-- start of INPUT RECORDS --

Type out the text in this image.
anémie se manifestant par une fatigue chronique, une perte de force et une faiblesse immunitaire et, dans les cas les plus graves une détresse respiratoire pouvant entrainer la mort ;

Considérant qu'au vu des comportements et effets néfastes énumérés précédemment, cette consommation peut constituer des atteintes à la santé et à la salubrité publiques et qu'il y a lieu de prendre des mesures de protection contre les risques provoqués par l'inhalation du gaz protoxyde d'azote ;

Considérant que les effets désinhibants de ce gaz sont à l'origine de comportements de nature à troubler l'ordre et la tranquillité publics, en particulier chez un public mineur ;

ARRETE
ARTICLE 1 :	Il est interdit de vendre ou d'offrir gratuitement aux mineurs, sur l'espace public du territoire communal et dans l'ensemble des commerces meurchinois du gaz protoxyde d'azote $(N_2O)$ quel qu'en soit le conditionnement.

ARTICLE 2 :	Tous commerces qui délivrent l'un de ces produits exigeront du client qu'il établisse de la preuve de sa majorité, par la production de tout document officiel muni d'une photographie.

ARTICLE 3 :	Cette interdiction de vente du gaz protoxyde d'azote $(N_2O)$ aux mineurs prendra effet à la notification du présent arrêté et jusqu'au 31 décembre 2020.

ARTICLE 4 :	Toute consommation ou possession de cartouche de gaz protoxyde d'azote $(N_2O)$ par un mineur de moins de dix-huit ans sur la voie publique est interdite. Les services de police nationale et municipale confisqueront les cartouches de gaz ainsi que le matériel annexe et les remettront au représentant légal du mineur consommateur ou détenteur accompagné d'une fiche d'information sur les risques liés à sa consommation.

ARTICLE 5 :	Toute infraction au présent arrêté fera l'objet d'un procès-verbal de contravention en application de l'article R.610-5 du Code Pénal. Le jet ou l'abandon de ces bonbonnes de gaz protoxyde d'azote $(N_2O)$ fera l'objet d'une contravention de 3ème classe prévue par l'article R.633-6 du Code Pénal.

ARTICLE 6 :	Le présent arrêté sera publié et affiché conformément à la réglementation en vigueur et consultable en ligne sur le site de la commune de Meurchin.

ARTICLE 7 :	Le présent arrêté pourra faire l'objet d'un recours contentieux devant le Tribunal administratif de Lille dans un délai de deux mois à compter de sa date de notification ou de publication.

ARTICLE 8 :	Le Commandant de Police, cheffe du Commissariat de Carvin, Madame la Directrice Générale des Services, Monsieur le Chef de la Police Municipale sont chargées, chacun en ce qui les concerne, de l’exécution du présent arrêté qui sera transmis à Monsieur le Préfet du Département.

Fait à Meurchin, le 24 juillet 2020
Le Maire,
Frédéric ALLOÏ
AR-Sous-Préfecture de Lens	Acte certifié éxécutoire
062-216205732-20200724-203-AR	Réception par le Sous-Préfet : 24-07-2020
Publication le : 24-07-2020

-- end of INPUT RECORDS --

_JOB_. Retype the whole listing, matching it exactly.

_ANSWER FOR THIS EXERCISE_.
Type out the text in this image.
anémie se manifestant par une fatigue chronique, une perte de force et une faiblesse immunitaire et, dans les cas les plus graves une détresse respiratoire pouvant entrainer la mort ;

Considérant qu'au vu des comportements et effets néfastes énumérés précédemment, cette consommation peut constituer des atteintes à la santé et à la salubrité publiques et qu'il y a lieu de prendre des mesures de protection contre les risques provoqués par l'inhalation du gaz protoxyde d'azote ;

Considérant que les effets désinhibants de ce gaz sont à l'origine de comportements de nature à troubler l'ordre et la tranquillité publics, en particulier chez un public mineur ;

ARRETE
ARTICLE 1 :	Il est interdit de vendre ou d'offrir gratuitement aux mineurs, sur l'espace public du territoire communal et dans l'ensemble des commerces meurchinois du gaz protoxyde d'azote $(N_2O)$ quel qu'en soit le conditionnement.

ARTICLE 2 :	Tous commerces qui délivrent l'un de ces produits exigeront du client qu'il établisse de la preuve de sa majorité, par la production de tout document officiel muni d'une photographie.

ARTICLE 3 :	Cette interdiction de vente du gaz protoxyde d'azote $(N_2O)$ aux mineurs prendra effet à la notification du présent arrêté et jusqu'au 31 décembre 2020.

ARTICLE 4 :	Toute consommation ou possession de cartouche de gaz protoxyde d'azote $(N_2O)$ par un mineur de moins de dix-huit ans sur la voie publique est interdite. Les services de police nationale et municipale confisqueront les cartouches de gaz ainsi que le matériel annexe et les remettront au représentant légal du mineur consommateur ou détenteur accompagné d'une fiche d'information sur les risques liés à sa consommation.

ARTICLE 5 :	Toute infraction au présent arrêté fera l'objet d'un procès-verbal de contravention en application de l'article R.610-5 du Code Pénal. Le jet ou l'abandon de ces bonbonnes de gaz protoxyde d'azote $(N_2O)$ fera l'objet d'une contravention de 3ème classe prévue par l'article R.633-6 du Code Pénal.

ARTICLE 6 :	Le présent arrêté sera publié et affiché conformément à la réglementation en vigueur et consultable en ligne sur le site de la commune de Meurchin.

ARTICLE 7 :	Le présent arrêté pourra faire l'objet d'un recours contentieux devant le Tribunal administratif de Lille dans un délai de deux mois à compter de sa date de notification ou de publication.

ARTICLE 8 :	Le Commandant de Police, cheffe du Commissariat de Carvin, Madame la Directrice Générale des Services, Monsieur le Chef de la Police Municipale sont chargées, chacun en ce qui les concerne, de l’exécution du présent arrêté qui sera transmis à Monsieur le Préfet du Département.

Fait à Meurchin, le 24 juillet 2020
Le Maire,
Frédéric ALLOÏ
AR-Sous-Préfecture de Lens	Acte certifié éxécutoire
062-216205732-20200724-203-AR	Réception par le Sous-Préfet : 24-07-2020
Publication le : 24-07-2020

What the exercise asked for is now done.